| Data in this exercise |
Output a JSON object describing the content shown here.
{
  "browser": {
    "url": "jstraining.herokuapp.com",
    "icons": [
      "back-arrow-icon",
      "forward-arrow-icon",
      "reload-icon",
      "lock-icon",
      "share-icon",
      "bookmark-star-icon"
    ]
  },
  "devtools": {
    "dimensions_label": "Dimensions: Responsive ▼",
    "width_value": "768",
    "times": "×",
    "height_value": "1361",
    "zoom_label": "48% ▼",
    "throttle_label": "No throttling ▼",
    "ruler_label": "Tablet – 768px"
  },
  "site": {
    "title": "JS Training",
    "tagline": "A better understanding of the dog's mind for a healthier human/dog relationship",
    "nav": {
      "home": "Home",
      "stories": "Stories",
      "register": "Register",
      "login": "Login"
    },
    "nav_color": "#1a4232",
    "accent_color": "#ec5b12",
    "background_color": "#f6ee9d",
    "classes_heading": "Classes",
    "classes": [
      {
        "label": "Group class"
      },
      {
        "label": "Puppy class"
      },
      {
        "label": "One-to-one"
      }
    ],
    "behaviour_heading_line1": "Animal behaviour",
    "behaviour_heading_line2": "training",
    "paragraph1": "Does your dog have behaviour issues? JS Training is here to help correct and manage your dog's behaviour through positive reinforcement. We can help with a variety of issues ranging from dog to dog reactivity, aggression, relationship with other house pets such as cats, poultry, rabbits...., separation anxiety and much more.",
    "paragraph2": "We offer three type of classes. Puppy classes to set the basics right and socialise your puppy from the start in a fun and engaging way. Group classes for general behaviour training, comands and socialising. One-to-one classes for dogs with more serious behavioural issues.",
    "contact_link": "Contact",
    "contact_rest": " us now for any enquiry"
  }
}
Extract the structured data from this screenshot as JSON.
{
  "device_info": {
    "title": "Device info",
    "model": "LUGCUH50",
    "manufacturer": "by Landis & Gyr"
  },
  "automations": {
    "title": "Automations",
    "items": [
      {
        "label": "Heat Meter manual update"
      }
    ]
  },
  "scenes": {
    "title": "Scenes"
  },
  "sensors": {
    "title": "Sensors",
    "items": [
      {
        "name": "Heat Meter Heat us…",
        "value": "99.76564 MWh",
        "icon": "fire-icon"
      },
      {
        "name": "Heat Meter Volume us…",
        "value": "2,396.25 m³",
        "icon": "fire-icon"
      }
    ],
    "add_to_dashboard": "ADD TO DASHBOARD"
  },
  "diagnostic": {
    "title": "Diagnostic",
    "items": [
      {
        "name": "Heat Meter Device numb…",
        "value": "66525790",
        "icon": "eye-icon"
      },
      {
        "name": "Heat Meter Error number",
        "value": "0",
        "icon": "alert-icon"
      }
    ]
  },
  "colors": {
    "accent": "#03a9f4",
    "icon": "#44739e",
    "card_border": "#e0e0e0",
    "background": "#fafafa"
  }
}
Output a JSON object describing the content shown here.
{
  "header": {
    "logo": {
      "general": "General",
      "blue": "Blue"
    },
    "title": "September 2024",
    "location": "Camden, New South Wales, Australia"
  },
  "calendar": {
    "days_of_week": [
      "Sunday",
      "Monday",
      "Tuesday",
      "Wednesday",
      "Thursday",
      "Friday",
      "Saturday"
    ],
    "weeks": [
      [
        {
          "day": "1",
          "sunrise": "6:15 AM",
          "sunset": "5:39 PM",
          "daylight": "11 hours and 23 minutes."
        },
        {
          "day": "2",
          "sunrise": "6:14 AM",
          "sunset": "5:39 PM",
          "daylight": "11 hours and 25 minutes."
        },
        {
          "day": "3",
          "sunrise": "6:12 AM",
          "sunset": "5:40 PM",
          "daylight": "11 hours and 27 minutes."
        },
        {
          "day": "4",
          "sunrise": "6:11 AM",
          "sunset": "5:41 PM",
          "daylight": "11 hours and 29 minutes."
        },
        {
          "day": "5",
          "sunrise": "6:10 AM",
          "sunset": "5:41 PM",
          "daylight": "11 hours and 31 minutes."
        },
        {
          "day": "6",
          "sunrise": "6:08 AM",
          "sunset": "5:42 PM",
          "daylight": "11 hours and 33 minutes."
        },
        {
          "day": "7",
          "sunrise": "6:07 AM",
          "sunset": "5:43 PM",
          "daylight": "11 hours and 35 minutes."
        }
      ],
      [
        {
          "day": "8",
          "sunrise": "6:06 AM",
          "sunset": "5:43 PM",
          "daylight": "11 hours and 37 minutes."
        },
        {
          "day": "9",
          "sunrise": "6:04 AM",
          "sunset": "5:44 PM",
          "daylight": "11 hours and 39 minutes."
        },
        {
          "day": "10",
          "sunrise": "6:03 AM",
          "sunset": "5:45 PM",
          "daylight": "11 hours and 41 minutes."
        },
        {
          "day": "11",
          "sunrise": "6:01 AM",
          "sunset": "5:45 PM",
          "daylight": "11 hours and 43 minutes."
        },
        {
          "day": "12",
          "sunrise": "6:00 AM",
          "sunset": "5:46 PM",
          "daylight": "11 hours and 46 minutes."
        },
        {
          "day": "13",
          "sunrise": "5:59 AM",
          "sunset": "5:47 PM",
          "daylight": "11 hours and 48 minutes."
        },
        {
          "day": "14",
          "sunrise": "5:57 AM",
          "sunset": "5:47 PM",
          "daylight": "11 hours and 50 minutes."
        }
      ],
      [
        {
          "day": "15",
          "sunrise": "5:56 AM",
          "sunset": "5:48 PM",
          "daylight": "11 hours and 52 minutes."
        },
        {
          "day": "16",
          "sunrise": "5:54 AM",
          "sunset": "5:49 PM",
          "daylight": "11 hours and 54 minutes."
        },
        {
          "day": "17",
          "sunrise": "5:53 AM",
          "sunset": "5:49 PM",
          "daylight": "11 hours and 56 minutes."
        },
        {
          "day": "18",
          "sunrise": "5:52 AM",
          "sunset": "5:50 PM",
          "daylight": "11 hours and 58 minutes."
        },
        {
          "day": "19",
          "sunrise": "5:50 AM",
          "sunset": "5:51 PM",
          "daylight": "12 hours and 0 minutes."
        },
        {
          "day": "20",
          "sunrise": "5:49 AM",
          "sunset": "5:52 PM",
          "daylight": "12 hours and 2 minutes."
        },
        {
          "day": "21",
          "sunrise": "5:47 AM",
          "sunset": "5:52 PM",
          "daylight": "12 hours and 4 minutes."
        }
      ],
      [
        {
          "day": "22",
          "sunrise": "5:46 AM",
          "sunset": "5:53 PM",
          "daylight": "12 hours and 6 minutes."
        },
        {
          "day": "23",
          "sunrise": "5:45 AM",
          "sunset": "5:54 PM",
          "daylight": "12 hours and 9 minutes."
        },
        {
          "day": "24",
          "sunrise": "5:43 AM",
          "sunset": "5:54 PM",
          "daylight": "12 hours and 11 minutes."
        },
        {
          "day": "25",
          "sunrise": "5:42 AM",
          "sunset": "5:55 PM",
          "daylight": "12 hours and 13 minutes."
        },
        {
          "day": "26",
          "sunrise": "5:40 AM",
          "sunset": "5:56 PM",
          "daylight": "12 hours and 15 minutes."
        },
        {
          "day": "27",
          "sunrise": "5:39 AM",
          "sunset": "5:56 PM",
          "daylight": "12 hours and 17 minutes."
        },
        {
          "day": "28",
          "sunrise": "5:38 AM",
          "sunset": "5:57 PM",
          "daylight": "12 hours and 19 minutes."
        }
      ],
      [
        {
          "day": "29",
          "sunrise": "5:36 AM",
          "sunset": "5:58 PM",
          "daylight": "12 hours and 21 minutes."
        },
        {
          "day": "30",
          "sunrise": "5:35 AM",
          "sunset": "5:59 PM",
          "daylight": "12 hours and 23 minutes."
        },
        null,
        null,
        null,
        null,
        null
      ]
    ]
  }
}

| What is expected |
Reproduce the data in full, exactly as presented.

| Full solution |
Output a JSON object describing the content shown here.
{
  "browser": {
    "url": "jstraining.herokuapp.com",
    "icons": [
      "back-arrow-icon",
      "forward-arrow-icon",
      "reload-icon",
      "lock-icon",
      "share-icon",
      "bookmark-star-icon"
    ]
  },
  "devtools": {
    "dimensions_label": "Dimensions: Responsive ▼",
    "width_value": "768",
    "times": "×",
    "height_value": "1361",
    "zoom_label": "48% ▼",
    "throttle_label": "No throttling ▼",
    "ruler_label": "Tablet – 768px"
  },
  "site": {
    "title": "JS Training",
    "tagline": "A better understanding of the dog's mind for a healthier human/dog relationship",
    "nav": {
      "home": "Home",
      "stories": "Stories",
      "register": "Register",
      "login": "Login"
    },
    "nav_color": "#1a4232",
    "accent_color": "#ec5b12",
    "background_color": "#f6ee9d",
    "classes_heading": "Classes",
    "classes": [
      {
        "label": "Group class"
      },
      {
        "label": "Puppy class"
      },
      {
        "label": "One-to-one"
      }
    ],
    "behaviour_heading_line1": "Animal behaviour",
    "behaviour_heading_line2": "training",
    "paragraph1": "Does your dog have behaviour issues? JS Training is here to help correct and manage your dog's behaviour through positive reinforcement. We can help with a variety of issues ranging from dog to dog reactivity, aggression, relationship with other house pets such as cats, poultry, rabbits...., separation anxiety and much more.",
    "paragraph2": "We offer three type of classes. Puppy classes to set the basics right and socialise your puppy from the start in a fun and engaging way. Group classes for general behaviour training, comands and socialising. One-to-one classes for dogs with more serious behavioural issues.",
    "contact_link": "Contact",
    "contact_rest": " us now for any enquiry"
  }
}
Extract the structured data from this screenshot as JSON.
{
  "device_info": {
    "title": "Device info",
    "model": "LUGCUH50",
    "manufacturer": "by Landis & Gyr"
  },
  "automations": {
    "title": "Automations",
    "items": [
      {
        "label": "Heat Meter manual update"
      }
    ]
  },
  "scenes": {
    "title": "Scenes"
  },
  "sensors": {
    "title": "Sensors",
    "items": [
      {
        "name": "Heat Meter Heat us…",
        "value": "99.76564 MWh",
        "icon": "fire-icon"
      },
      {
        "name": "Heat Meter Volume us…",
        "value": "2,396.25 m³",
        "icon": "fire-icon"
      }
    ],
    "add_to_dashboard": "ADD TO DASHBOARD"
  },
  "diagnostic": {
    "title": "Diagnostic",
    "items": [
      {
        "name": "Heat Meter Device numb…",
        "value": "66525790",
        "icon": "eye-icon"
      },
      {
        "name": "Heat Meter Error number",
        "value": "0",
        "icon": "alert-icon"
      }
    ]
  },
  "colors": {
    "accent": "#03a9f4",
    "icon": "#44739e",
    "card_border": "#e0e0e0",
    "background": "#fafafa"
  }
}
Output a JSON object describing the content shown here.
{
  "header": {
    "logo": {
      "general": "General",
      "blue": "Blue"
    },
    "title": "September 2024",
    "location": "Camden, New South Wales, Australia"
  },
  "calendar": {
    "days_of_week": [
      "Sunday",
      "Monday",
      "Tuesday",
      "Wednesday",
      "Thursday",
      "Friday",
      "Saturday"
    ],
    "weeks": [
      [
        {
          "day": "1",
          "sunrise": "6:15 AM",
          "sunset": "5:39 PM",
          "daylight": "11 hours and 23 minutes."
        },
        {
          "day": "2",
          "sunrise": "6:14 AM",
          "sunset": "5:39 PM",
          "daylight": "11 hours and 25 minutes."
        },
        {
          "day": "3",
          "sunrise": "6:12 AM",
          "sunset": "5:40 PM",
          "daylight": "11 hours and 27 minutes."
        },
        {
          "day": "4",
          "sunrise": "6:11 AM",
          "sunset": "5:41 PM",
          "daylight": "11 hours and 29 minutes."
        },
        {
          "day": "5",
          "sunrise": "6:10 AM",
          "sunset": "5:41 PM",
          "daylight": "11 hours and 31 minutes."
        },
        {
          "day": "6",
          "sunrise": "6:08 AM",
          "sunset": "5:42 PM",
          "daylight": "11 hours and 33 minutes."
        },
        {
          "day": "7",
          "sunrise": "6:07 AM",
          "sunset": "5:43 PM",
          "daylight": "11 hours and 35 minutes."
        }
      ],
      [
        {
          "day": "8",
          "sunrise": "6:06 AM",
          "sunset": "5:43 PM",
          "daylight": "11 hours and 37 minutes."
        },
        {
          "day": "9",
          "sunrise": "6:04 AM",
          "sunset": "5:44 PM",
          "daylight": "11 hours and 39 minutes."
        },
        {
          "day": "10",
          "sunrise": "6:03 AM",
          "sunset": "5:45 PM",
          "daylight": "11 hours and 41 minutes."
        },
        {
          "day": "11",
          "sunrise": "6:01 AM",
          "sunset": "5:45 PM",
          "daylight": "11 hours and 43 minutes."
        },
        {
          "day": "12",
          "sunrise": "6:00 AM",
          "sunset": "5:46 PM",
          "daylight": "11 hours and 46 minutes."
        },
        {
          "day": "13",
          "sunrise": "5:59 AM",
          "sunset": "5:47 PM",
          "daylight": "11 hours and 48 minutes."
        },
        {
          "day": "14",
          "sunrise": "5:57 AM",
          "sunset": "5:47 PM",
          "daylight": "11 hours and 50 minutes."
        }
      ],
      [
        {
          "day": "15",
          "sunrise": "5:56 AM",
          "sunset": "5:48 PM",
          "daylight": "11 hours and 52 minutes."
        },
        {
          "day": "16",
          "sunrise": "5:54 AM",
          "sunset": "5:49 PM",
          "daylight": "11 hours and 54 minutes."
        },
        {
          "day": "17",
          "sunrise": "5:53 AM",
          "sunset": "5:49 PM",
          "daylight": "11 hours and 56 minutes."
        },
        {
          "day": "18",
          "sunrise": "5:52 AM",
          "sunset": "5:50 PM",
          "daylight": "11 hours and 58 minutes."
        },
        {
          "day": "19",
          "sunrise": "5:50 AM",
          "sunset": "5:51 PM",
          "daylight": "12 hours and 0 minutes."
        },
        {
          "day": "20",
          "sunrise": "5:49 AM",
          "sunset": "5:52 PM",
          "daylight": "12 hours and 2 minutes."
        },
        {
          "day": "21",
          "sunrise": "5:47 AM",
          "sunset": "5:52 PM",
          "daylight": "12 hours and 4 minutes."
        }
      ],
      [
        {
          "day": "22",
          "sunrise": "5:46 AM",
          "sunset": "5:53 PM",
          "daylight": "12 hours and 6 minutes."
        },
        {
          "day": "23",
          "sunrise": "5:45 AM",
          "sunset": "5:54 PM",
          "daylight": "12 hours and 9 minutes."
        },
        {
          "day": "24",
          "sunrise": "5:43 AM",
          "sunset": "5:54 PM",
          "daylight": "12 hours and 11 minutes."
        },
        {
          "day": "25",
          "sunrise": "5:42 AM",
          "sunset": "5:55 PM",
          "daylight": "12 hours and 13 minutes."
        },
        {
          "day": "26",
          "sunrise": "5:40 AM",
          "sunset": "5:56 PM",
          "daylight": "12 hours and 15 minutes."
        },
        {
          "day": "27",
          "sunrise": "5:39 AM",
          "sunset": "5:56 PM",
          "daylight": "12 hours and 17 minutes."
        },
        {
          "day": "28",
          "sunrise": "5:38 AM",
          "sunset": "5:57 PM",
          "daylight": "12 hours and 19 minutes."
        }
      ],
      [
        {
          "day": "29",
          "sunrise": "5:36 AM",
          "sunset": "5:58 PM",
          "daylight": "12 hours and 21 minutes."
        },
        {
          "day": "30",
          "sunrise": "5:35 AM",
          "sunset": "5:59 PM",
          "daylight": "12 hours and 23 minutes."
        },
        null,
        null,
        null,
        null,
        null
      ]
    ]
  }
}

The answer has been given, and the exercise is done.